● **Record excerpts**
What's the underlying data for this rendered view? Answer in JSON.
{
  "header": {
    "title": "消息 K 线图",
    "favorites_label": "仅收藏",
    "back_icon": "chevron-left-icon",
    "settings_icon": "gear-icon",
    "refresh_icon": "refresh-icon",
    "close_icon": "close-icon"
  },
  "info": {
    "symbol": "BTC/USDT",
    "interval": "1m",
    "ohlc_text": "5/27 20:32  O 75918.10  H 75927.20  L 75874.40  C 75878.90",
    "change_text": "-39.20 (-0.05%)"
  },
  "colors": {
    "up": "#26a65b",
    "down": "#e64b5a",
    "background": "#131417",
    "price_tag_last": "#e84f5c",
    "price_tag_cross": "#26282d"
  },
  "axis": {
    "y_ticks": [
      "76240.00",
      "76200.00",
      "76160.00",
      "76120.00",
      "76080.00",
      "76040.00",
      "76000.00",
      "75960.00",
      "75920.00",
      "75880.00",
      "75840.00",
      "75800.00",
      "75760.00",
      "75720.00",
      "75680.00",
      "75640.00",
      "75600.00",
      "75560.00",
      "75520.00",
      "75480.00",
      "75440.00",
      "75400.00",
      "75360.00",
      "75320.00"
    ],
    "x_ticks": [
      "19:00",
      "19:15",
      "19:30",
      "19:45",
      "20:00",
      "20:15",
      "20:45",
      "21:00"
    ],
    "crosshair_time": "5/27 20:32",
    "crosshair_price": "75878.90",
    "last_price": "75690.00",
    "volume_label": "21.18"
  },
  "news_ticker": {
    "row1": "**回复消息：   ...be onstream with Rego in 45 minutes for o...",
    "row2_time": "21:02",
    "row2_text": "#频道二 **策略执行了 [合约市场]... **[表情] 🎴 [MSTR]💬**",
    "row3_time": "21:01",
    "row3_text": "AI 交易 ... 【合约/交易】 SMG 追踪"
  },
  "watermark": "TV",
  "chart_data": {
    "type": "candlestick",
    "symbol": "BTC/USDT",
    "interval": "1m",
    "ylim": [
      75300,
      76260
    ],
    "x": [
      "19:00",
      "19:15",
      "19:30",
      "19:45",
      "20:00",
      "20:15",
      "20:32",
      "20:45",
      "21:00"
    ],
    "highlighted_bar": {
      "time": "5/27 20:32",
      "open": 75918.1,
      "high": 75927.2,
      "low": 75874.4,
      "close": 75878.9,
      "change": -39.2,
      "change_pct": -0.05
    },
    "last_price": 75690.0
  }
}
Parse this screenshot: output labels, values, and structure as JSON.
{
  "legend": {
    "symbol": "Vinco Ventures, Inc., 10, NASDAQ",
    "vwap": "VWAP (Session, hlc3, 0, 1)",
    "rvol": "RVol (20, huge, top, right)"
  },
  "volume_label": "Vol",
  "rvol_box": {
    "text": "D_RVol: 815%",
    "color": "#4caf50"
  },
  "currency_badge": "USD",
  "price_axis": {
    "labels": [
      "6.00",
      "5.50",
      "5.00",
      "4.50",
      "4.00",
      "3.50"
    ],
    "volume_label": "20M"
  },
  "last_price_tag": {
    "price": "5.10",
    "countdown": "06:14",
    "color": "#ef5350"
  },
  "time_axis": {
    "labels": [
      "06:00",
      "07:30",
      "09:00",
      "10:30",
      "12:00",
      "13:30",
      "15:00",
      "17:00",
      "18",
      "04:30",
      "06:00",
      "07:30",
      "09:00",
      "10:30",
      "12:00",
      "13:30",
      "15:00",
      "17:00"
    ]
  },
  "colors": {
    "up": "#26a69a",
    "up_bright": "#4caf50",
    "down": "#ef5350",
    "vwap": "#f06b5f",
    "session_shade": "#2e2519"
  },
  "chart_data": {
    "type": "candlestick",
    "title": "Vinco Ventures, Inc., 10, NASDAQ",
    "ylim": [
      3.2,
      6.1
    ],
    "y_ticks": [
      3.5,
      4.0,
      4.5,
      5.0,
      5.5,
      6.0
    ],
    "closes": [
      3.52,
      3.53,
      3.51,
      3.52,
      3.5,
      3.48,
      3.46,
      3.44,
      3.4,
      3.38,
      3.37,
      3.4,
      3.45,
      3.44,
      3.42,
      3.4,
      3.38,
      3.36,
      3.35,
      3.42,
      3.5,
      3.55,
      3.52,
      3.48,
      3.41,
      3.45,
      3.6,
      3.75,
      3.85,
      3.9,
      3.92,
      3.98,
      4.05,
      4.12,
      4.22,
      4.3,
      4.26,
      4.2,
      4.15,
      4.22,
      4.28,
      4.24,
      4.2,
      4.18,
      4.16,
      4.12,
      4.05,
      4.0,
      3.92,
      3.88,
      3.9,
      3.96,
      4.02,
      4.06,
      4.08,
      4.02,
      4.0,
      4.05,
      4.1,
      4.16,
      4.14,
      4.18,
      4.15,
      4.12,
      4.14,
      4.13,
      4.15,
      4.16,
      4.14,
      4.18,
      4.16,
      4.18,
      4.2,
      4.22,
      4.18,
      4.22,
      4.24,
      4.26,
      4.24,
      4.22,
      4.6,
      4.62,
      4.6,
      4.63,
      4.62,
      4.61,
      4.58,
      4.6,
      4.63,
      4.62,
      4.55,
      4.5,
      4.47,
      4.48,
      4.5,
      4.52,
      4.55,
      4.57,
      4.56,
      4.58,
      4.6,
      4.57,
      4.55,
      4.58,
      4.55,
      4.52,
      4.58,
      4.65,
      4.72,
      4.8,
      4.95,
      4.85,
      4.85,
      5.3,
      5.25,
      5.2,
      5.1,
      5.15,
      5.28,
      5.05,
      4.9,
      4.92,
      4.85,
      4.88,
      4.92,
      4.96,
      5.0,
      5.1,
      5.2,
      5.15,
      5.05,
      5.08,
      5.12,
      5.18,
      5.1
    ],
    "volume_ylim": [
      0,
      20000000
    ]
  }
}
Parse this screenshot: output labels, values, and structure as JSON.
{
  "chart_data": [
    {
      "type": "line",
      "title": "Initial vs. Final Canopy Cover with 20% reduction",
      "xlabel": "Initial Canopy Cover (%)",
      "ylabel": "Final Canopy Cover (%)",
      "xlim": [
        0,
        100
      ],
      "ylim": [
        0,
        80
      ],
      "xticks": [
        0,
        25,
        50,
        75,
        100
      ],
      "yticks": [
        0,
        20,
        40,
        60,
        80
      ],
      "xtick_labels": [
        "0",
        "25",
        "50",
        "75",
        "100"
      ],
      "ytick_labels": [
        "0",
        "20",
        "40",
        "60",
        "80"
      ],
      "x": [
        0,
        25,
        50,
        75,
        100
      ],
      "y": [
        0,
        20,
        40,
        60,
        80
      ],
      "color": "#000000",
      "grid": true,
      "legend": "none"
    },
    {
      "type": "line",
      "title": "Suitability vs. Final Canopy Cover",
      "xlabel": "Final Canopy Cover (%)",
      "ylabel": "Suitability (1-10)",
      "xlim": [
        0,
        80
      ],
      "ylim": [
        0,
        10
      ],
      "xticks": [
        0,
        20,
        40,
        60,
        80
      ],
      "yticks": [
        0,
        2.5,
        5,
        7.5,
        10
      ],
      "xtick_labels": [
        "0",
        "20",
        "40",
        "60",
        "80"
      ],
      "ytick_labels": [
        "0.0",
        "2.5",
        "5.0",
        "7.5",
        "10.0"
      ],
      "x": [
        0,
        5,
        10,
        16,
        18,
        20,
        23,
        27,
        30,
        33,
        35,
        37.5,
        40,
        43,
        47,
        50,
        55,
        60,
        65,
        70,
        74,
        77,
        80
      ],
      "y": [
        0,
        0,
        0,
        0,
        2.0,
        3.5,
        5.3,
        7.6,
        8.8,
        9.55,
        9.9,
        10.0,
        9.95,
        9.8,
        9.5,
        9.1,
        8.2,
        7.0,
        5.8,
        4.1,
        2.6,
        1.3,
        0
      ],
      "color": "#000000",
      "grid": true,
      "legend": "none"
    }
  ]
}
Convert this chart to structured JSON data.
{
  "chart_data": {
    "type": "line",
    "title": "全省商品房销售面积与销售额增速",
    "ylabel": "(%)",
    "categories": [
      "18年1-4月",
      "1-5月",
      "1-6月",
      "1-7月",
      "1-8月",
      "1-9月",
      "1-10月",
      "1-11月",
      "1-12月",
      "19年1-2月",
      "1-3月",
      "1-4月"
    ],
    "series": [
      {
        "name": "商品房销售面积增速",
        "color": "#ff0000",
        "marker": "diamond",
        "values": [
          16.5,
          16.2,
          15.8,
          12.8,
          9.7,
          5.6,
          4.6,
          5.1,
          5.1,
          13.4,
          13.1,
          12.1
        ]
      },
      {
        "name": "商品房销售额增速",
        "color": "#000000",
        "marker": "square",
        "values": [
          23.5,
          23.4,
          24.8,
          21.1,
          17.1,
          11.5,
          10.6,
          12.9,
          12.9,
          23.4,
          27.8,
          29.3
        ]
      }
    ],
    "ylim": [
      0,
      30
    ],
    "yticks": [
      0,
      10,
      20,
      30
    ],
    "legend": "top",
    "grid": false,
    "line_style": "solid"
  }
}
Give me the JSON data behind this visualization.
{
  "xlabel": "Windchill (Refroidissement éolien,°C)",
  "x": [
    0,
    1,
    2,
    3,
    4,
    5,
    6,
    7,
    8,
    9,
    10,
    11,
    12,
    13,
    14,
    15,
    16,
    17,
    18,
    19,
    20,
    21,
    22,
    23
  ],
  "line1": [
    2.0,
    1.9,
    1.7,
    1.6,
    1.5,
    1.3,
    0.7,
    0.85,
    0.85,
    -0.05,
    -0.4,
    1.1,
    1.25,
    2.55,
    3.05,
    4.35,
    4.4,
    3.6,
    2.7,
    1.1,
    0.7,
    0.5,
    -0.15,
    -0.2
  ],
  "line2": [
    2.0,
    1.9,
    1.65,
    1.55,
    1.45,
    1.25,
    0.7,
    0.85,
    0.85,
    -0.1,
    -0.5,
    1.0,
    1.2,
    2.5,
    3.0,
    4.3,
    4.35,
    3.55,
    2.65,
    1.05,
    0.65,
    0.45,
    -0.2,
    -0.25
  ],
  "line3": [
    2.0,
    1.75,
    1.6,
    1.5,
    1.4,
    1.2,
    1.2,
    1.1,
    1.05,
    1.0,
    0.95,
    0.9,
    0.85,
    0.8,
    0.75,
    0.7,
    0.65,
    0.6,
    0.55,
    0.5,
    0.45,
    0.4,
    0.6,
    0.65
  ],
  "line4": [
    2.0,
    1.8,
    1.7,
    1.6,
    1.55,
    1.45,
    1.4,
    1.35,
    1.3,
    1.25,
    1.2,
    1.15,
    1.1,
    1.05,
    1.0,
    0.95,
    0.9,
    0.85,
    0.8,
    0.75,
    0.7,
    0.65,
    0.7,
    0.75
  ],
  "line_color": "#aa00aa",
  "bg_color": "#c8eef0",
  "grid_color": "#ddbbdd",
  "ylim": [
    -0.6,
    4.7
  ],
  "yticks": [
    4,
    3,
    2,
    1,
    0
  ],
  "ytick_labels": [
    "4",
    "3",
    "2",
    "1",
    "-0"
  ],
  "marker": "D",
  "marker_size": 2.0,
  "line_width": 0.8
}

● **Given request**
Show every line from the listing above in which the string "NASDAQ" appears.

● **Output below**
    "symbol": "Vinco Ventures, Inc., 10, NASDAQ",
    "title": "Vinco Ventures, Inc., 10, NASDAQ",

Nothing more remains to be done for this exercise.